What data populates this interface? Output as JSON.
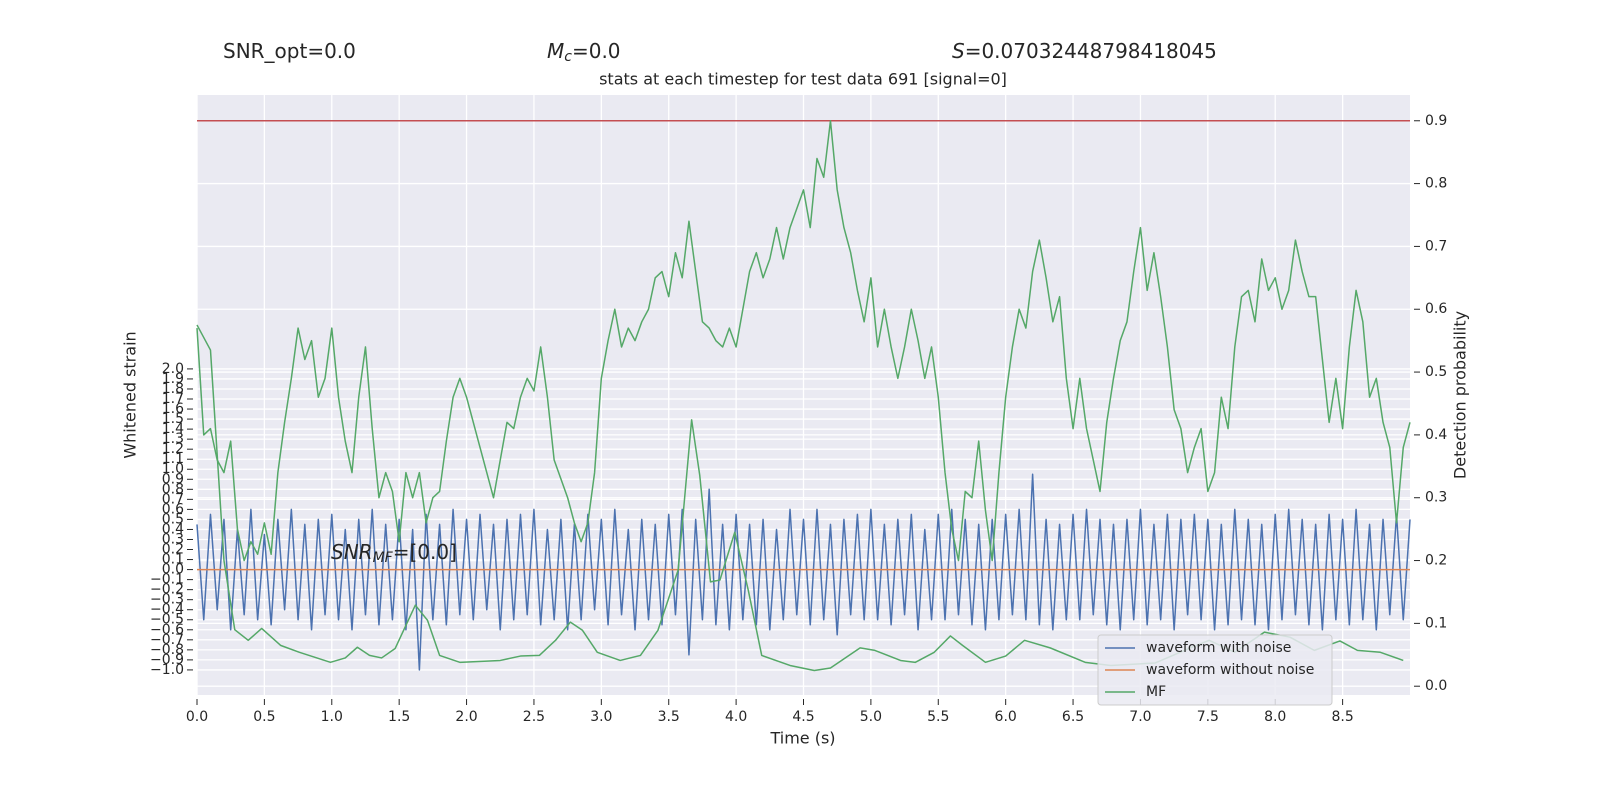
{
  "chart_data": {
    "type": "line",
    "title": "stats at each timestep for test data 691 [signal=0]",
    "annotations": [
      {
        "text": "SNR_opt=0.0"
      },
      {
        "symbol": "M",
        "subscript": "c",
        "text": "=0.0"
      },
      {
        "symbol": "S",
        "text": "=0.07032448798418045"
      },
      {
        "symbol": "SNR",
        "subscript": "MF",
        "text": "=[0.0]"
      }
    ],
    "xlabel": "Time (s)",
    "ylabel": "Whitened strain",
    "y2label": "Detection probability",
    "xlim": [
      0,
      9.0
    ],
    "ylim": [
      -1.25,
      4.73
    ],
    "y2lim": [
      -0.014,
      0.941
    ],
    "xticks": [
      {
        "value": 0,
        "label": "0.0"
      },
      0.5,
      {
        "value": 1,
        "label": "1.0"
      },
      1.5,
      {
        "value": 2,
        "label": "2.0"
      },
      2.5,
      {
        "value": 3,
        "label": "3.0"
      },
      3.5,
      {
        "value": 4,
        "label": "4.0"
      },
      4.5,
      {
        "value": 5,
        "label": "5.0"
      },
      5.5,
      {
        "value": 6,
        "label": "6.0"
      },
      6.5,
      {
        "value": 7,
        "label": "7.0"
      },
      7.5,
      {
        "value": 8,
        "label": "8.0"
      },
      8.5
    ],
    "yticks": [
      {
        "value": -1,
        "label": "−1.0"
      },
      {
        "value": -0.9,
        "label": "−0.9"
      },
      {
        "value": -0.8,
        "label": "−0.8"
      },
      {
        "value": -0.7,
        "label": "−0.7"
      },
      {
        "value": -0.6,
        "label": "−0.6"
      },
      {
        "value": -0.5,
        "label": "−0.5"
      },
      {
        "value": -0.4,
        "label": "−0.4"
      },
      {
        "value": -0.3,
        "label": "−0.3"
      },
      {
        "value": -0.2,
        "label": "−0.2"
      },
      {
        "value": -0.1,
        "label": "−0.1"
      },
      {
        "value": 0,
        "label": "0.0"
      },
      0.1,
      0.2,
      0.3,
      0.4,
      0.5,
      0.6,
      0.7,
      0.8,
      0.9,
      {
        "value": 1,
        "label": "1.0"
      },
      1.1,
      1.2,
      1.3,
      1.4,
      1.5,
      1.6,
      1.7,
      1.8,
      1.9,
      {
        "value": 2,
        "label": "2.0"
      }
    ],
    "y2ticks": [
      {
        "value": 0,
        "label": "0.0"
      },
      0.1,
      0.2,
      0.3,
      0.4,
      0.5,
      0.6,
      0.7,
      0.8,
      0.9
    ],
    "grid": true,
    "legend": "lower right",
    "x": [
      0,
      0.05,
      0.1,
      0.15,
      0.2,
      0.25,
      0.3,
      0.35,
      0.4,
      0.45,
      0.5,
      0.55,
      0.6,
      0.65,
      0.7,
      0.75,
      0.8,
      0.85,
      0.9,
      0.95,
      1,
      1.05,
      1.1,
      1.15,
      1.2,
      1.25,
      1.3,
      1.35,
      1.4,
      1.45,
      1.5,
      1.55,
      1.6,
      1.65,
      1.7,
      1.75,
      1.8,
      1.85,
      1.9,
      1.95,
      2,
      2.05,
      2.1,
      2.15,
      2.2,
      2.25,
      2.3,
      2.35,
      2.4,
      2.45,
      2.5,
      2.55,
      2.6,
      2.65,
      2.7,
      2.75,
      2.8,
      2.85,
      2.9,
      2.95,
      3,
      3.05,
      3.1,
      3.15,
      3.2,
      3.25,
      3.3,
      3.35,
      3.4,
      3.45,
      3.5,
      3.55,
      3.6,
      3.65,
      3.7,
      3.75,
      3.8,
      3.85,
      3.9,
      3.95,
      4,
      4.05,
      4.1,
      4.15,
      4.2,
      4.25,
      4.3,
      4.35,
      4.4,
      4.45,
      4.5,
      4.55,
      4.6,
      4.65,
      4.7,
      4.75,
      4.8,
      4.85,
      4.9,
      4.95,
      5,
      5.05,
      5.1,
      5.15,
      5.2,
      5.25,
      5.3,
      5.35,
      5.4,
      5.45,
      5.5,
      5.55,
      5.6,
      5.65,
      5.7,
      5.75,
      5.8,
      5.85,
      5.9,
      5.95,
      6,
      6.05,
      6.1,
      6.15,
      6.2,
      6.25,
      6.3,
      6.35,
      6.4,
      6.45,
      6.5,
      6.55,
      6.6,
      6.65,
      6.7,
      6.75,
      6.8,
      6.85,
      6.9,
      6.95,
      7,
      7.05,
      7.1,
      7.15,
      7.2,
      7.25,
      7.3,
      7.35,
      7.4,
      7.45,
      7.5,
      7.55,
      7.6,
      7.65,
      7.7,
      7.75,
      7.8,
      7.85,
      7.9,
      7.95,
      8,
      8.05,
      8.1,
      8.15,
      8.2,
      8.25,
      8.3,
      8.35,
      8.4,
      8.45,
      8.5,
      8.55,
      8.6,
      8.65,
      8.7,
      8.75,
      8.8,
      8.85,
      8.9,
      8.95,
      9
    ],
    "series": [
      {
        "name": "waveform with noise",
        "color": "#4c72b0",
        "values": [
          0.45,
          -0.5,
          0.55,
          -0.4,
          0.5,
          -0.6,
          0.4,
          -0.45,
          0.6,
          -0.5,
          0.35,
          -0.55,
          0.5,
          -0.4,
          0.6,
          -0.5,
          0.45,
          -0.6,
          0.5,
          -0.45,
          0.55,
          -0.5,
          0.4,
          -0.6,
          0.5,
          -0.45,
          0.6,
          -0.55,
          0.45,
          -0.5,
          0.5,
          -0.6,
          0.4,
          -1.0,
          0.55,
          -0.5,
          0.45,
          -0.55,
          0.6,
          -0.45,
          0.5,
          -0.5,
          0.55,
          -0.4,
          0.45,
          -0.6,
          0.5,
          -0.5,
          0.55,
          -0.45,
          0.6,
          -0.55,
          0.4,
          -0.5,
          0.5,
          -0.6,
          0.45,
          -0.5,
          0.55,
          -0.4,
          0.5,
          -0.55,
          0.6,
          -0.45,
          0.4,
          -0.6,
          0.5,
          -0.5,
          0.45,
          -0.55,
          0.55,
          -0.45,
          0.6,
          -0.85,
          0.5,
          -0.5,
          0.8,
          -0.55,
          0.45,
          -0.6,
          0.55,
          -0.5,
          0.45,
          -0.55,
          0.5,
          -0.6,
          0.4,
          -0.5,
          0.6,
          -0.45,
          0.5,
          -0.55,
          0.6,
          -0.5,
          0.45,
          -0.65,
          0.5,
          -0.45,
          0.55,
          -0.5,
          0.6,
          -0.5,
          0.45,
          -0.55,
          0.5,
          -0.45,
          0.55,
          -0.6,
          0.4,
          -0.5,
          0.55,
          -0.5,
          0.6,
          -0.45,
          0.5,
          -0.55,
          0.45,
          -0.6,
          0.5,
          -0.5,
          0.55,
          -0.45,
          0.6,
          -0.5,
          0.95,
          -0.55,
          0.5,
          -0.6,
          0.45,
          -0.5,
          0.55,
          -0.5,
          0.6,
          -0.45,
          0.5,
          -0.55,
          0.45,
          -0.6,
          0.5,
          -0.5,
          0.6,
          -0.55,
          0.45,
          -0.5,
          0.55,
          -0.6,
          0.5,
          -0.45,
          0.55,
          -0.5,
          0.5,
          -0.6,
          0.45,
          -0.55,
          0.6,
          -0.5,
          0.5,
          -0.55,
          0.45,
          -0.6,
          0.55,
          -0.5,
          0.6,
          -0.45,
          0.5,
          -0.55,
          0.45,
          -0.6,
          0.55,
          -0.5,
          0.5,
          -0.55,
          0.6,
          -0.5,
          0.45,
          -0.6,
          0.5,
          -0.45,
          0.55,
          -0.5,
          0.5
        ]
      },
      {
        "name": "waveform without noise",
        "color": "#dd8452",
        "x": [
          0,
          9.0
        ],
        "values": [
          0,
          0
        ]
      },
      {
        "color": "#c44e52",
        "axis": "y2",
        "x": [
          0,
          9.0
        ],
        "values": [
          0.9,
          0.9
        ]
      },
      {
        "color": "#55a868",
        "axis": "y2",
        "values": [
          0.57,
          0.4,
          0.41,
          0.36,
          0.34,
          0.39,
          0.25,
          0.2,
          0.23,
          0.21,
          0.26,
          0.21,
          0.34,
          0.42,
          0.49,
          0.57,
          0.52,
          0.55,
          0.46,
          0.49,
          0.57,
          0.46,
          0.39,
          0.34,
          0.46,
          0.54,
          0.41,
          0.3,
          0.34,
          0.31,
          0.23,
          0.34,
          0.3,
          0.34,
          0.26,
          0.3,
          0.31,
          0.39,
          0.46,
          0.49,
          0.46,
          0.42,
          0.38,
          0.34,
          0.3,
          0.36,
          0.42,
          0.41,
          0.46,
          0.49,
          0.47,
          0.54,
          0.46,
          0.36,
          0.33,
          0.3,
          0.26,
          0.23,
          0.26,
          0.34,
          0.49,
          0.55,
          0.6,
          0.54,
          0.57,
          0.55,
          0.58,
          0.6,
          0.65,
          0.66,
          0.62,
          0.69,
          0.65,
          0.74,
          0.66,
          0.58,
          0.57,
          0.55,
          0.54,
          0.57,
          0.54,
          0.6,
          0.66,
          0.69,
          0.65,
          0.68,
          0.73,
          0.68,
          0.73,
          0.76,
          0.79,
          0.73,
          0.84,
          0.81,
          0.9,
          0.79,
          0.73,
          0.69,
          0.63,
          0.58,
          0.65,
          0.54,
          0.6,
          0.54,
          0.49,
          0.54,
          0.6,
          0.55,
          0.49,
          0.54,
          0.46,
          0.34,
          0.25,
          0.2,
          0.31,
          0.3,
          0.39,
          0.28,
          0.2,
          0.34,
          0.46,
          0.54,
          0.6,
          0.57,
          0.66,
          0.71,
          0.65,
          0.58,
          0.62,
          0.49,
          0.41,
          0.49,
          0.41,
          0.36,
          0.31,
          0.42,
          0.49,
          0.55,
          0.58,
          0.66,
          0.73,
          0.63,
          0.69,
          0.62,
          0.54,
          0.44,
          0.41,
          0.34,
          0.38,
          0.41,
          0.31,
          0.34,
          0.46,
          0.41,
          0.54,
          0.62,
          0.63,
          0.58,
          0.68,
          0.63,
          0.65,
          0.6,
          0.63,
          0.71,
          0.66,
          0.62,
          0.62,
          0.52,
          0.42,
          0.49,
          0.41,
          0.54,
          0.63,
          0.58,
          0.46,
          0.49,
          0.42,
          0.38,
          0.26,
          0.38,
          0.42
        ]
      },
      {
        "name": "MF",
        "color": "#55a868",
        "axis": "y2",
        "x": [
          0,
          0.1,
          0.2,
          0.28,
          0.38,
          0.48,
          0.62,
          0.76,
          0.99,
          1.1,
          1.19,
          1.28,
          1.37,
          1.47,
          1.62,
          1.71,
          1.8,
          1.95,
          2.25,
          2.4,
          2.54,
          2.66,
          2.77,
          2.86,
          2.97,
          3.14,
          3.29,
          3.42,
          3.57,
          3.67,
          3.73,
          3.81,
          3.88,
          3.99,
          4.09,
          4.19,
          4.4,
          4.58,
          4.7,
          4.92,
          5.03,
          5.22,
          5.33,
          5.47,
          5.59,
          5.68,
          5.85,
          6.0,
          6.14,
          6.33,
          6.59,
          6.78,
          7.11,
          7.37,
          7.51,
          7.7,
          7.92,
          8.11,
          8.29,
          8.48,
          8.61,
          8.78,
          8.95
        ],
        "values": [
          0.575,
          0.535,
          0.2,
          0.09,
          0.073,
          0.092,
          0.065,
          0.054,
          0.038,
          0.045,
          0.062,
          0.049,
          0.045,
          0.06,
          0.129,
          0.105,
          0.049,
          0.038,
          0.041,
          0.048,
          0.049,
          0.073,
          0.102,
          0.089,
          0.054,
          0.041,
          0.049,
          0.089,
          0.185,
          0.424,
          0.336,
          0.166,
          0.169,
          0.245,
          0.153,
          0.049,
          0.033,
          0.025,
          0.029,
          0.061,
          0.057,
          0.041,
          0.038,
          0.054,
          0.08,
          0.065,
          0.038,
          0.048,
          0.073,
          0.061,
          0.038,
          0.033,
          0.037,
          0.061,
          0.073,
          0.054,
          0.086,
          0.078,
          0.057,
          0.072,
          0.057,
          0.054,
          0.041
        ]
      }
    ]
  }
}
________________
-- THE TASK --
From the listing, copy each line containing the word "waveform".

-- TASK ANSWER --
        "name": "waveform with noise",
        "name": "waveform without noise",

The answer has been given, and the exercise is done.